Directions for this task —
Each line of the material below should be reproduced exactly.

──────── Dataset rows ────────

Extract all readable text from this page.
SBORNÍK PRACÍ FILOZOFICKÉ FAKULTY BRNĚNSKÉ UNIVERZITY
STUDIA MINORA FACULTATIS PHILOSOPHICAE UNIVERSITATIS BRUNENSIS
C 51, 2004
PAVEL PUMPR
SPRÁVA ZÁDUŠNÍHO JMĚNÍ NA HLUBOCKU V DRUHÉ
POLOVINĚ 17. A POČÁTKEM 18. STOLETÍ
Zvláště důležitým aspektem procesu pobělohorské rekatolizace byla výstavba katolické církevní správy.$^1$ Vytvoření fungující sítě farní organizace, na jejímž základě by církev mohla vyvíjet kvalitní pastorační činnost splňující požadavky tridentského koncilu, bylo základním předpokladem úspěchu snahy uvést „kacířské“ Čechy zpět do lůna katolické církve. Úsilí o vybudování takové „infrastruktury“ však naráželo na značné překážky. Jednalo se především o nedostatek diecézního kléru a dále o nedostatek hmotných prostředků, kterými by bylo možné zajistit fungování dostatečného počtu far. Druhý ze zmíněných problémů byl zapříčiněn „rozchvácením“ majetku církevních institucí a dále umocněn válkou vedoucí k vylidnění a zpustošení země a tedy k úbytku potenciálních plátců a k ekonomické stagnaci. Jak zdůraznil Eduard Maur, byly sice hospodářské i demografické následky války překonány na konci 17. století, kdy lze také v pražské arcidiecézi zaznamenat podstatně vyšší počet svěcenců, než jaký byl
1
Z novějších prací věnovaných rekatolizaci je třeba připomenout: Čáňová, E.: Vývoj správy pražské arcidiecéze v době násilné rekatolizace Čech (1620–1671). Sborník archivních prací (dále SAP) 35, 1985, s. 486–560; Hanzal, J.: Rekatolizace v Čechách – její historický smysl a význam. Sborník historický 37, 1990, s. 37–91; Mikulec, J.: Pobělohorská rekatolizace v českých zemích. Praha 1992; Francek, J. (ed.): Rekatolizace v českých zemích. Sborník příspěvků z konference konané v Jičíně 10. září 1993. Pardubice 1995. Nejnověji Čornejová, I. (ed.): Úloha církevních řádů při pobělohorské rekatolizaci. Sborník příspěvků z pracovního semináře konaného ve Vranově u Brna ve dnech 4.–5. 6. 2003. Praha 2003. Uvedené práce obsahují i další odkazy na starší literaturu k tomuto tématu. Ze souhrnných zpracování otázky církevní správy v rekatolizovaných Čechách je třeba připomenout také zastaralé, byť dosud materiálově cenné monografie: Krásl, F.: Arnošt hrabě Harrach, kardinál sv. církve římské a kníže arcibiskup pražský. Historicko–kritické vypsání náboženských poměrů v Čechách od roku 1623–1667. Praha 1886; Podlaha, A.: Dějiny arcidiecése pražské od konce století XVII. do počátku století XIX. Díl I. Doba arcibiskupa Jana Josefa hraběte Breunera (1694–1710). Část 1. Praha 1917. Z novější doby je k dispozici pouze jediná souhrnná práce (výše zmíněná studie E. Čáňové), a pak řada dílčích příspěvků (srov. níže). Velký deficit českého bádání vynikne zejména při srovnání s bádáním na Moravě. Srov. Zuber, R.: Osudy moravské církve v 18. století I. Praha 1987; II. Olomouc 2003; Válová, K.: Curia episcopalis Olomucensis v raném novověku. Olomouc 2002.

────────

Response below —
Extract all readable text from this page.
SBORNÍK PRACÍ FILOZOFICKÉ FAKULTY BRNĚNSKÉ UNIVERZITY
STUDIA MINORA FACULTATIS PHILOSOPHICAE UNIVERSITATIS BRUNENSIS
C 51, 2004
PAVEL PUMPR
SPRÁVA ZÁDUŠNÍHO JMĚNÍ NA HLUBOCKU V DRUHÉ
POLOVINĚ 17. A POČÁTKEM 18. STOLETÍ
Zvláště důležitým aspektem procesu pobělohorské rekatolizace byla výstavba katolické církevní správy.$^1$ Vytvoření fungující sítě farní organizace, na jejímž základě by církev mohla vyvíjet kvalitní pastorační činnost splňující požadavky tridentského koncilu, bylo základním předpokladem úspěchu snahy uvést „kacířské“ Čechy zpět do lůna katolické církve. Úsilí o vybudování takové „infrastruktury“ však naráželo na značné překážky. Jednalo se především o nedostatek diecézního kléru a dále o nedostatek hmotných prostředků, kterými by bylo možné zajistit fungování dostatečného počtu far. Druhý ze zmíněných problémů byl zapříčiněn „rozchvácením“ majetku církevních institucí a dále umocněn válkou vedoucí k vylidnění a zpustošení země a tedy k úbytku potenciálních plátců a k ekonomické stagnaci. Jak zdůraznil Eduard Maur, byly sice hospodářské i demografické následky války překonány na konci 17. století, kdy lze také v pražské arcidiecézi zaznamenat podstatně vyšší počet svěcenců, než jaký byl
1
Z novějších prací věnovaných rekatolizaci je třeba připomenout: Čáňová, E.: Vývoj správy pražské arcidiecéze v době násilné rekatolizace Čech (1620–1671). Sborník archivních prací (dále SAP) 35, 1985, s. 486–560; Hanzal, J.: Rekatolizace v Čechách – její historický smysl a význam. Sborník historický 37, 1990, s. 37–91; Mikulec, J.: Pobělohorská rekatolizace v českých zemích. Praha 1992; Francek, J. (ed.): Rekatolizace v českých zemích. Sborník příspěvků z konference konané v Jičíně 10. září 1993. Pardubice 1995. Nejnověji Čornejová, I. (ed.): Úloha církevních řádů při pobělohorské rekatolizaci. Sborník příspěvků z pracovního semináře konaného ve Vranově u Brna ve dnech 4.–5. 6. 2003. Praha 2003. Uvedené práce obsahují i další odkazy na starší literaturu k tomuto tématu. Ze souhrnných zpracování otázky církevní správy v rekatolizovaných Čechách je třeba připomenout také zastaralé, byť dosud materiálově cenné monografie: Krásl, F.: Arnošt hrabě Harrach, kardinál sv. církve římské a kníže arcibiskup pražský. Historicko–kritické vypsání náboženských poměrů v Čechách od roku 1623–1667. Praha 1886; Podlaha, A.: Dějiny arcidiecése pražské od konce století XVII. do počátku století XIX. Díl I. Doba arcibiskupa Jana Josefa hraběte Breunera (1694–1710). Část 1. Praha 1917. Z novější doby je k dispozici pouze jediná souhrnná práce (výše zmíněná studie E. Čáňové), a pak řada dílčích příspěvků (srov. níže). Velký deficit českého bádání vynikne zejména při srovnání s bádáním na Moravě. Srov. Zuber, R.: Osudy moravské církve v 18. století I. Praha 1987; II. Olomouc 2003; Válová, K.: Curia episcopalis Olomucensis v raném novověku. Olomouc 2002.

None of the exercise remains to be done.